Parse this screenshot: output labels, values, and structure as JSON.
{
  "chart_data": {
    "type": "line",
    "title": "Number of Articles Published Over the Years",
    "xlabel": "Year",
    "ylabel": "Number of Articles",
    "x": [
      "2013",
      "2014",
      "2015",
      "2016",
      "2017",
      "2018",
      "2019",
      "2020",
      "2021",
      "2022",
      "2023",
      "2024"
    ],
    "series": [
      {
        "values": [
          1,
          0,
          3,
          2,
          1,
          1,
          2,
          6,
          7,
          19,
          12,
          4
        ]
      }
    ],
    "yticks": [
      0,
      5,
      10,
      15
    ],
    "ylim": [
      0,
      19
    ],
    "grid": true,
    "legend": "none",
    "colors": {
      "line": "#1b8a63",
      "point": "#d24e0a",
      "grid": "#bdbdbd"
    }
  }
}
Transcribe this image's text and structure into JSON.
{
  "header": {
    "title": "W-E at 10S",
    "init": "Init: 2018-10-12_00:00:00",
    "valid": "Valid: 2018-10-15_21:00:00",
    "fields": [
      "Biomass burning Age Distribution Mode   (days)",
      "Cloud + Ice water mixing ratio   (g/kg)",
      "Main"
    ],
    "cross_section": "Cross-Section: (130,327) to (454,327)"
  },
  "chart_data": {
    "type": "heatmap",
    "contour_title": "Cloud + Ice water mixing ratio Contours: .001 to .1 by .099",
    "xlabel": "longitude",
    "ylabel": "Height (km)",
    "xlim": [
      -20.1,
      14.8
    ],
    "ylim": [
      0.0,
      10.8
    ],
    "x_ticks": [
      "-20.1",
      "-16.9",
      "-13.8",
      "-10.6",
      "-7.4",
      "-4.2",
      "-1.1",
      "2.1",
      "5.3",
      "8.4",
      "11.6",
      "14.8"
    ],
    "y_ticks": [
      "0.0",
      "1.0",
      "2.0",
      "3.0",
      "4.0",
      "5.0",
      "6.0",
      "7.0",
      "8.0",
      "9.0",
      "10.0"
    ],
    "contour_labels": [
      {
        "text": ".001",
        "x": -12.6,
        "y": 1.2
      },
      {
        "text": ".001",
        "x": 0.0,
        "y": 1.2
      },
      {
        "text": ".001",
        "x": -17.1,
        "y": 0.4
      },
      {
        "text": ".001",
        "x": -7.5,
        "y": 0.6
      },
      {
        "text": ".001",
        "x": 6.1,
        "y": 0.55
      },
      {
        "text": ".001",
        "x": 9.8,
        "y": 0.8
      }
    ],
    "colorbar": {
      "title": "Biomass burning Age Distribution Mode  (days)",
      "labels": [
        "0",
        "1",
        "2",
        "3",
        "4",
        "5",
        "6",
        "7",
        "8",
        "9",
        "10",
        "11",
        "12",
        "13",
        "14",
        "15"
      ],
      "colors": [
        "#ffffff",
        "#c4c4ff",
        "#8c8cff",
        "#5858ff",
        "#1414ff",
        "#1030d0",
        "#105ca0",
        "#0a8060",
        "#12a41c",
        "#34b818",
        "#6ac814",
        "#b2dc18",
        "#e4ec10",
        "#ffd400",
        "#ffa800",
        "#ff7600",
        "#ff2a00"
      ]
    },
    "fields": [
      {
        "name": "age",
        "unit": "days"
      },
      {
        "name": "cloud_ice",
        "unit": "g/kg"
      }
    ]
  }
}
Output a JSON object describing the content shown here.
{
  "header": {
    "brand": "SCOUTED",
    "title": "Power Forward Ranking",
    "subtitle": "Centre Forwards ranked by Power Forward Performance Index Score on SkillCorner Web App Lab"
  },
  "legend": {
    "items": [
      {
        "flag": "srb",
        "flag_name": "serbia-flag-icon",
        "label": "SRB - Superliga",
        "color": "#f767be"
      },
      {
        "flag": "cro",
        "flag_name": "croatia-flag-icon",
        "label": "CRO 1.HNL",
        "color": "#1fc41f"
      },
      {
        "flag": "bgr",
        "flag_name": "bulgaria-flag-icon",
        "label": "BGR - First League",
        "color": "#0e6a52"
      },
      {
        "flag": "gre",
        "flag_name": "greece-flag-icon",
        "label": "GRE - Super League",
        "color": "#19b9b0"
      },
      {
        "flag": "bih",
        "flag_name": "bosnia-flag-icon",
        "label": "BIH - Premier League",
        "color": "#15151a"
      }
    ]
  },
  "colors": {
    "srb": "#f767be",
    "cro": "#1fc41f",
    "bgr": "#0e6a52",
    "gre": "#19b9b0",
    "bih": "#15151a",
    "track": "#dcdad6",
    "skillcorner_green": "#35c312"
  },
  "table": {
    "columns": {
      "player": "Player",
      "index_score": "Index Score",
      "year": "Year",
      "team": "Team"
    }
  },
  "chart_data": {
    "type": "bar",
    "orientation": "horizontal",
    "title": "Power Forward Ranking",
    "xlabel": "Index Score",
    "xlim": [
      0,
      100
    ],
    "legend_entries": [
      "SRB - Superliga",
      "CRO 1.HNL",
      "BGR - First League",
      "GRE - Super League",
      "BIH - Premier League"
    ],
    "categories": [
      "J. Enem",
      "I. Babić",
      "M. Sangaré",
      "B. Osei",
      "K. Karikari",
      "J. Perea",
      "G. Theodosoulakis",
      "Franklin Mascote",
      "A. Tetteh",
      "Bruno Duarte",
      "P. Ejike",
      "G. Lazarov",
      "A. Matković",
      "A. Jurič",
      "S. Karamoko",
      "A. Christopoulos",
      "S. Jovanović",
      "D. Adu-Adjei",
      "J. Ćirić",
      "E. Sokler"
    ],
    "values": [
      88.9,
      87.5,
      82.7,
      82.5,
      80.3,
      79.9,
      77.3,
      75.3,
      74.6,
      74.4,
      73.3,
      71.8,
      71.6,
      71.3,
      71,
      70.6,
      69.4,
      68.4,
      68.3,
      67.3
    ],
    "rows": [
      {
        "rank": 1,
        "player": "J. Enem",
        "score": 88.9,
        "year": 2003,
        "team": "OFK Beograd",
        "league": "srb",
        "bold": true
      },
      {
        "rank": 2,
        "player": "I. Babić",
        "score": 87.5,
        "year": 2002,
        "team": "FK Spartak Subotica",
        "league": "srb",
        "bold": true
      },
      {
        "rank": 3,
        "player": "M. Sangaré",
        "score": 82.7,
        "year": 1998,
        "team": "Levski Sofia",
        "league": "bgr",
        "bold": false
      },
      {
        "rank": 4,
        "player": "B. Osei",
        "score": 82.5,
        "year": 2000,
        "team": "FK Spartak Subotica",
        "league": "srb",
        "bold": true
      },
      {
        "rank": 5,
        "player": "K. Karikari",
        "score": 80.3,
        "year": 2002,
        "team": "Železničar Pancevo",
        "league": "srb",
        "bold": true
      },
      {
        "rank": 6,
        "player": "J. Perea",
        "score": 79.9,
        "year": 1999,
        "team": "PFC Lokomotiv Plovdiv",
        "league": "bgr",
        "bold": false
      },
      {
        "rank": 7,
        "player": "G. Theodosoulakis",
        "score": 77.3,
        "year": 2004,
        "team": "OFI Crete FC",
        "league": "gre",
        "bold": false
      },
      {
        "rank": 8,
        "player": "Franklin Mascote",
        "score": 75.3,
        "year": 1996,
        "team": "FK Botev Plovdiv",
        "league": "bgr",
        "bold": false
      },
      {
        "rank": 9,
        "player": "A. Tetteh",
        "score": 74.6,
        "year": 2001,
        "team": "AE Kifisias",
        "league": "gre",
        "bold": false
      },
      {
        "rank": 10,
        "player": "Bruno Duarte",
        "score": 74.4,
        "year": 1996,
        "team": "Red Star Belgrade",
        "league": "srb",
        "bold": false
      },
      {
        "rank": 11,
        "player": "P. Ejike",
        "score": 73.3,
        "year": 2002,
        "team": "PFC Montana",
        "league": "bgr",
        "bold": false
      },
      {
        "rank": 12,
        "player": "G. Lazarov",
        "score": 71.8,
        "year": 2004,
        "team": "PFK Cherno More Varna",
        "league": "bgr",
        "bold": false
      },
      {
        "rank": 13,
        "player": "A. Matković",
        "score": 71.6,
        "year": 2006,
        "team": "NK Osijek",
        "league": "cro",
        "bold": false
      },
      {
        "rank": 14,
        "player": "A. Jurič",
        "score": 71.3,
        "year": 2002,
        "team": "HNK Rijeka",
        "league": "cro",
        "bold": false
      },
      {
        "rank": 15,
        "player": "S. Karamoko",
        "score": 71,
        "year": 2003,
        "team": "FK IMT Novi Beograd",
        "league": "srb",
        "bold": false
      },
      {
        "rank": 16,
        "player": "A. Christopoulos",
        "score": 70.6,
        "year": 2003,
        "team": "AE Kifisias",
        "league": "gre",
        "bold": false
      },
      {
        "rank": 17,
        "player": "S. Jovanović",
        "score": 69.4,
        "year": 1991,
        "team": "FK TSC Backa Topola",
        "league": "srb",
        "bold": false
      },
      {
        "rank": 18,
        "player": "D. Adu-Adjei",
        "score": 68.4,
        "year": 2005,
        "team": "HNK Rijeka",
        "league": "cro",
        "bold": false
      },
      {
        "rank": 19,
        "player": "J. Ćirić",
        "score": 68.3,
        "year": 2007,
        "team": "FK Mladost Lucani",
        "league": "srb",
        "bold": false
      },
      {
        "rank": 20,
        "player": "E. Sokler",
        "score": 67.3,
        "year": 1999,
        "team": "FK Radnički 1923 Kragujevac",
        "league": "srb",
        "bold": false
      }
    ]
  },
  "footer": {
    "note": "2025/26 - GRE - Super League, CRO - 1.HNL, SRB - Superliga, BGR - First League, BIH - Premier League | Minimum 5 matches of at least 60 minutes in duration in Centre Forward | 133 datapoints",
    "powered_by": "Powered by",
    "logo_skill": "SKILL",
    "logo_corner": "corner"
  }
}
☆ ☆ ☆ ☆ ☆ ☆ ☆
Written problem:
Search the data for "Premier". Copy every line that has it.

Solution to the exercise:
        "label": "BIH - Premier League",
      "BIH - Premier League"
    "note": "2025/26 - GRE - Super League, CRO - 1.HNL, SRB - Superliga, BGR - First League, BIH - Premier League | Minimum 5 matches of at least 60 minutes in duration in Centre Forward | 133 datapoints",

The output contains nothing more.